*DATA TO PROCESS*.
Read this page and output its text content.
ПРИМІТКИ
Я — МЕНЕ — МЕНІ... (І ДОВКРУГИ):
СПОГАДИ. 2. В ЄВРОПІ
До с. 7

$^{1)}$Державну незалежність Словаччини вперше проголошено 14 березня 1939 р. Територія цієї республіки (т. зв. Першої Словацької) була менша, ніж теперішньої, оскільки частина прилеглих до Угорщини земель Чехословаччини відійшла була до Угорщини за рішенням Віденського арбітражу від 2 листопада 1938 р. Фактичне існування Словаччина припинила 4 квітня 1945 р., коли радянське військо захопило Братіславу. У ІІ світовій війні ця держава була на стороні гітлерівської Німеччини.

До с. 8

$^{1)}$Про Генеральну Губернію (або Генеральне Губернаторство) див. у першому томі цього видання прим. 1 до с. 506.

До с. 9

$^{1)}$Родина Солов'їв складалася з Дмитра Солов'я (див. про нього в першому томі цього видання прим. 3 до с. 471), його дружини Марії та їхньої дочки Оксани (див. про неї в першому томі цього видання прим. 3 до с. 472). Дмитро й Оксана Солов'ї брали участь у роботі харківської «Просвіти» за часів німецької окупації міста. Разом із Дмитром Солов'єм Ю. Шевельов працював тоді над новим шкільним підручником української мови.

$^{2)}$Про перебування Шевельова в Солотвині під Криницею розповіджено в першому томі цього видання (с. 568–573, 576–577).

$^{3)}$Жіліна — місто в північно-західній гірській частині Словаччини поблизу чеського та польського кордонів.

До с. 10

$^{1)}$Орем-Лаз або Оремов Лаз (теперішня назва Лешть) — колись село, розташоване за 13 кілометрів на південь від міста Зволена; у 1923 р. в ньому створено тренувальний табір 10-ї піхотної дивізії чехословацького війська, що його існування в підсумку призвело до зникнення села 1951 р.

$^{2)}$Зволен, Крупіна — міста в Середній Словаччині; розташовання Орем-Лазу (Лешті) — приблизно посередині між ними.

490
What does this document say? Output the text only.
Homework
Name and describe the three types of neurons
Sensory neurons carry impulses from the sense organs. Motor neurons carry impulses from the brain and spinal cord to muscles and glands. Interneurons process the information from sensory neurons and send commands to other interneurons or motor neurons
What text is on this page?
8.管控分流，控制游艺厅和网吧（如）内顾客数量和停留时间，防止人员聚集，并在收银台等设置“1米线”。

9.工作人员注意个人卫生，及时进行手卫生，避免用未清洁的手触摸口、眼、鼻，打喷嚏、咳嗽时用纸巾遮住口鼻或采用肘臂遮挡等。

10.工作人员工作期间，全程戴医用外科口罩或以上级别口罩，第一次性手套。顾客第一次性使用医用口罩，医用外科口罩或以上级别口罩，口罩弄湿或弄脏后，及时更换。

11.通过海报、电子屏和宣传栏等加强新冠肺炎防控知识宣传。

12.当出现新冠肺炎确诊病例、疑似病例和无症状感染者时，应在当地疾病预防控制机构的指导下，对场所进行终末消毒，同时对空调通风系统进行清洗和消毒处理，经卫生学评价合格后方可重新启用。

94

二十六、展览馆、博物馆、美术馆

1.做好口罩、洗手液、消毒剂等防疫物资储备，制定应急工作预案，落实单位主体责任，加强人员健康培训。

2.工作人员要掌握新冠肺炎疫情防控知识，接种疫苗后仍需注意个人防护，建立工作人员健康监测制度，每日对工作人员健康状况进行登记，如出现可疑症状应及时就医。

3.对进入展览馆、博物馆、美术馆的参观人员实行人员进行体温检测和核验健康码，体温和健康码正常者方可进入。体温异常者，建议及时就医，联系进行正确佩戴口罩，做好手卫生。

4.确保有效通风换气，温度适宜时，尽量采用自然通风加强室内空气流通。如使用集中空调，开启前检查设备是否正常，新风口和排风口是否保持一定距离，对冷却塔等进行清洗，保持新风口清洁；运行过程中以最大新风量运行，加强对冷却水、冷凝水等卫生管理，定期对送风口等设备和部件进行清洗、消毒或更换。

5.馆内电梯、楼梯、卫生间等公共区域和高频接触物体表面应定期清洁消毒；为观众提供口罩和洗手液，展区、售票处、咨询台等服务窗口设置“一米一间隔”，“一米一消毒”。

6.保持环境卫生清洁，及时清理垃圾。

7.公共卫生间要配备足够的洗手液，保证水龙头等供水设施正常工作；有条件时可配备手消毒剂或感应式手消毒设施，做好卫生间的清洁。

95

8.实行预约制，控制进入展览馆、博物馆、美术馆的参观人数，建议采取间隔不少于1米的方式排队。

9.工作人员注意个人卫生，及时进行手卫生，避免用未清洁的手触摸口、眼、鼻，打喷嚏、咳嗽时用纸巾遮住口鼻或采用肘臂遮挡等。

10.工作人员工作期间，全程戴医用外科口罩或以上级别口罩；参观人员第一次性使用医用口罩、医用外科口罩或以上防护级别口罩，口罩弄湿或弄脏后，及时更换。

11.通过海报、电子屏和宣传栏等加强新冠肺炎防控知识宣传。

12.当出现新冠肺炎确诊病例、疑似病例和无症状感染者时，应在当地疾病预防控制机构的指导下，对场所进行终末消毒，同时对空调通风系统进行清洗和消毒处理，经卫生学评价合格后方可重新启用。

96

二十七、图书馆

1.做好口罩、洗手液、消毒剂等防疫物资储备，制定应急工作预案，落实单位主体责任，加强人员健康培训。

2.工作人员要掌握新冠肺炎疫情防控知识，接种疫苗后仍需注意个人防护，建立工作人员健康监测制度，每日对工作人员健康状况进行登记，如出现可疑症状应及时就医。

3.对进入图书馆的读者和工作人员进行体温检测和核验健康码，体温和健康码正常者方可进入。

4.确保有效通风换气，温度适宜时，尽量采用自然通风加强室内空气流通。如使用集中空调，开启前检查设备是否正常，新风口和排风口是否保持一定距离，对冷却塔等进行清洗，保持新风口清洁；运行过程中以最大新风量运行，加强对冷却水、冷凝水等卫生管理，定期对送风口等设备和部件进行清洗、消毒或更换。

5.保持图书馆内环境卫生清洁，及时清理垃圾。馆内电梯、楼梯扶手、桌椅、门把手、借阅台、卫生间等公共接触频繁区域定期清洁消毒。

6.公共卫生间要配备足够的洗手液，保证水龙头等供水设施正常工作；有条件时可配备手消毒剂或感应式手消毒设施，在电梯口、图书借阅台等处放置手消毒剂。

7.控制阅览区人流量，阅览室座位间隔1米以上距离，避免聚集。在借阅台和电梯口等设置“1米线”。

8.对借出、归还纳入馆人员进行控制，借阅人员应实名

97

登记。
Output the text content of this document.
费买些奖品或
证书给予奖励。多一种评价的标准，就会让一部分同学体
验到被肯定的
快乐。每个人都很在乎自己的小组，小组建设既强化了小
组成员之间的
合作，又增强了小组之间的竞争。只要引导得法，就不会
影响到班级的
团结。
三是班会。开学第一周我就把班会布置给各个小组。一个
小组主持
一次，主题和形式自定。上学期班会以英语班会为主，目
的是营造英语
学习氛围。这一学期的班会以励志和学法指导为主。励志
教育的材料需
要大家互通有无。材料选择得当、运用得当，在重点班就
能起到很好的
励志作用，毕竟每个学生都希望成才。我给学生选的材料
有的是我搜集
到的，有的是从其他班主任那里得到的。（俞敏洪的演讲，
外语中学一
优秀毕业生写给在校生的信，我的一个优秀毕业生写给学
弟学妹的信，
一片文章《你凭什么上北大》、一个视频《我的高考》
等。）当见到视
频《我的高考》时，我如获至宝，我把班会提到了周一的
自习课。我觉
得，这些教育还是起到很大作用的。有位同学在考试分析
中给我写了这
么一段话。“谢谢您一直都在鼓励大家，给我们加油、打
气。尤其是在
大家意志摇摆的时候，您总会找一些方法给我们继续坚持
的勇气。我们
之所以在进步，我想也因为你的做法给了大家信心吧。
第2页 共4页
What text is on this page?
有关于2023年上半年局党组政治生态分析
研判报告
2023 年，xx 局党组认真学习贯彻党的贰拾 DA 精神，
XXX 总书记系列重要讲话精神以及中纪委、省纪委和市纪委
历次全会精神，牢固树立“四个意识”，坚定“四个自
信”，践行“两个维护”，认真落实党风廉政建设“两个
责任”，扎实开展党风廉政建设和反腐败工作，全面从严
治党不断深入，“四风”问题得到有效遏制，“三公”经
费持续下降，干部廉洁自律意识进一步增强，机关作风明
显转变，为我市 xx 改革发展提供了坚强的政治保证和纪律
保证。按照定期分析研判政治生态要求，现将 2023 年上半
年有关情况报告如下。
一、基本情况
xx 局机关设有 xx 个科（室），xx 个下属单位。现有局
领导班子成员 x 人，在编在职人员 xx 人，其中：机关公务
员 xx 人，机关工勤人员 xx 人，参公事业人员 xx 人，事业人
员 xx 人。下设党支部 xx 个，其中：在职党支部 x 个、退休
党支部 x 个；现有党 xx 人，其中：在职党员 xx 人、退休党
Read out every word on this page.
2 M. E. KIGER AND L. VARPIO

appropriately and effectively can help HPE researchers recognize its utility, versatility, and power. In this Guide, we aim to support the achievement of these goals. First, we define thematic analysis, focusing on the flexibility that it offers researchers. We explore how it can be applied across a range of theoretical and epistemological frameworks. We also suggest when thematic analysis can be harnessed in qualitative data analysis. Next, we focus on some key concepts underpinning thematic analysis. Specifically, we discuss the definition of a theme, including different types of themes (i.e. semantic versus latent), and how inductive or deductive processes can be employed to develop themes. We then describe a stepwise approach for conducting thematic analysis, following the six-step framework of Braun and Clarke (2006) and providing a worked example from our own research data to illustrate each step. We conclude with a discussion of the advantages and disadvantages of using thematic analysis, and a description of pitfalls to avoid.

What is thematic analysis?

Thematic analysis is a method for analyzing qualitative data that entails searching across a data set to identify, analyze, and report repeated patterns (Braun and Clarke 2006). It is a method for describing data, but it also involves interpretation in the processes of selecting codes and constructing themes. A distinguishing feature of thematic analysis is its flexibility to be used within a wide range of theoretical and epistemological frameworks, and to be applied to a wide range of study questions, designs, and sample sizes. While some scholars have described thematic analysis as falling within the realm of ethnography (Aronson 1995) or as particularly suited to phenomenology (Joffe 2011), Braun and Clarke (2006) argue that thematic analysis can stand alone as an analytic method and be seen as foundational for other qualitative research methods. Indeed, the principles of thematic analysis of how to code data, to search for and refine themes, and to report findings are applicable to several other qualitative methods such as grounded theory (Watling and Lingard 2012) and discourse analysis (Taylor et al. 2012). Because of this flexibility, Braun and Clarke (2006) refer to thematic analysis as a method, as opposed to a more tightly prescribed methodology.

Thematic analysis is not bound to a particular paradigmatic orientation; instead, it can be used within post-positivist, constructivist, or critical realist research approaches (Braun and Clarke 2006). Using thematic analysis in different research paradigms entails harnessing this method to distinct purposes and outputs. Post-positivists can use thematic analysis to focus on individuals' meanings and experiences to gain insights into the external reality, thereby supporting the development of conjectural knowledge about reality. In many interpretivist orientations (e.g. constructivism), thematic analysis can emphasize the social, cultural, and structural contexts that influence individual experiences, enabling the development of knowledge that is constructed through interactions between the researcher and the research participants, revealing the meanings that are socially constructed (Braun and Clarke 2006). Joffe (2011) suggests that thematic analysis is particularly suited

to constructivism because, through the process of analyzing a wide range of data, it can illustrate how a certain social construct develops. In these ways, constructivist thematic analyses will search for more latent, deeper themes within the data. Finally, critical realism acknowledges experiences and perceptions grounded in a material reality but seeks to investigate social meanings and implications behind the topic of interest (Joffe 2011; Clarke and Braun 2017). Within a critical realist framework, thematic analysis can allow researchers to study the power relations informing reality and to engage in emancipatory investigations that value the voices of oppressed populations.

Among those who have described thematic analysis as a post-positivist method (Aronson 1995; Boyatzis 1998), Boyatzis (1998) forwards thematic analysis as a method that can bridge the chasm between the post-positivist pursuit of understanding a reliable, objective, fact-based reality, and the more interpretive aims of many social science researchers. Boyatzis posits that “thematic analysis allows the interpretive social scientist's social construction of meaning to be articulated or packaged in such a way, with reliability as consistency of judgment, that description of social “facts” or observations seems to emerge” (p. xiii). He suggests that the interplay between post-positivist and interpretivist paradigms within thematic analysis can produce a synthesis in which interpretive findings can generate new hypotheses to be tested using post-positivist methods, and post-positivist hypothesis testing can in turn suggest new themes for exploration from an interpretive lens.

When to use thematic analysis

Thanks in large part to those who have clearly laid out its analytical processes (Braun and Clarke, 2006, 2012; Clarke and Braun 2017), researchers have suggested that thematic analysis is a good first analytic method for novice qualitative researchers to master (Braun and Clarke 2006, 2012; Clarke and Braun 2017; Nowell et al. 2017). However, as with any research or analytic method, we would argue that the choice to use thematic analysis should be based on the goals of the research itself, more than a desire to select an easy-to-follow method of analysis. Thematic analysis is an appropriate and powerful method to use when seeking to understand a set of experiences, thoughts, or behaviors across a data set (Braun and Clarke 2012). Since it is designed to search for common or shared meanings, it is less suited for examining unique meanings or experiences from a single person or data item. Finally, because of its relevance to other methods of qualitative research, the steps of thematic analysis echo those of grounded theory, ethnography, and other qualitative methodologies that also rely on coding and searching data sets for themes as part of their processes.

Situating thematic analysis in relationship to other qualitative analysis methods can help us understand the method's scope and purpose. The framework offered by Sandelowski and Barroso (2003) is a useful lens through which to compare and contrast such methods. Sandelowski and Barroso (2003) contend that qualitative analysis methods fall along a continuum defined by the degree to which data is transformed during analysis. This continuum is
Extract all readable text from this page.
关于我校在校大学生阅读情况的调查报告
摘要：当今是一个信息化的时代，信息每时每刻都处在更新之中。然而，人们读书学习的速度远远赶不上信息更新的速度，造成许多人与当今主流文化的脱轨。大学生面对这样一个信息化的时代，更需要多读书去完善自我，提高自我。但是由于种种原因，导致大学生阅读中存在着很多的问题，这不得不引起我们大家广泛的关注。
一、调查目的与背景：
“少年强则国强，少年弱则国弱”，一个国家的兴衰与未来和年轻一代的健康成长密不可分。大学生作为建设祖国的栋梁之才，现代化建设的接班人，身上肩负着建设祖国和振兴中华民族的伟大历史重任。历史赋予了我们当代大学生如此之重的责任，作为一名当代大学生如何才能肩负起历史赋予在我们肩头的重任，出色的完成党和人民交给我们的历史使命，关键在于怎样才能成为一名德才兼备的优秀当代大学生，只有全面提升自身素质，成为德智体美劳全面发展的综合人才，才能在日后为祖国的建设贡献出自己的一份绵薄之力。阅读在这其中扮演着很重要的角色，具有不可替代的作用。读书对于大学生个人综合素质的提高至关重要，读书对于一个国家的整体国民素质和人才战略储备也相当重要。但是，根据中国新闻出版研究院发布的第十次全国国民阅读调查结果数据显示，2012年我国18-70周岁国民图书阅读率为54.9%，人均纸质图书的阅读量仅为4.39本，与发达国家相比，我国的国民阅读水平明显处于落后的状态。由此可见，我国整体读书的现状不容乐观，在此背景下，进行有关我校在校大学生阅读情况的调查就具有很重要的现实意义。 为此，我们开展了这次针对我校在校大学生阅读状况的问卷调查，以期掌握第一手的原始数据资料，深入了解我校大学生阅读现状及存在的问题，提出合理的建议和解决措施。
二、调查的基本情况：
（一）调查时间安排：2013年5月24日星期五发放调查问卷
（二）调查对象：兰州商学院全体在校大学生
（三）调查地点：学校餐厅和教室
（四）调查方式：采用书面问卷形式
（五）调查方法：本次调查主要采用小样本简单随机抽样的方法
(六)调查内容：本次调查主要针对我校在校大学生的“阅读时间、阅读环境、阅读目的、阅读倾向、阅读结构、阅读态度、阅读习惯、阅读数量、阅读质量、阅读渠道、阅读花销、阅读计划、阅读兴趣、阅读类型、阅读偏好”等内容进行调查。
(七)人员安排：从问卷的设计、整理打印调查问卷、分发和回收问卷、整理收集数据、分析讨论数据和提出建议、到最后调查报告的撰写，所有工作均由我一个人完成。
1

*TASK INSTRUCTIONS*. Scan the entries above for the word "保证水龙头等供水设施正常工作" and collect each line holding it.

*THE SOLUTION*.
7.公共卫生间要配备足够的洗手液，保证水龙头等供水设施正常工作；有条件时可配备手消毒剂或感应式手消毒设施，做好卫生间的清洁。
6.公共卫生间要配备足够的洗手液，保证水龙头等供水设施正常工作；有条件时可配备手消毒剂或感应式手消毒设施，在电梯口、图书借阅台等处放置手消毒剂。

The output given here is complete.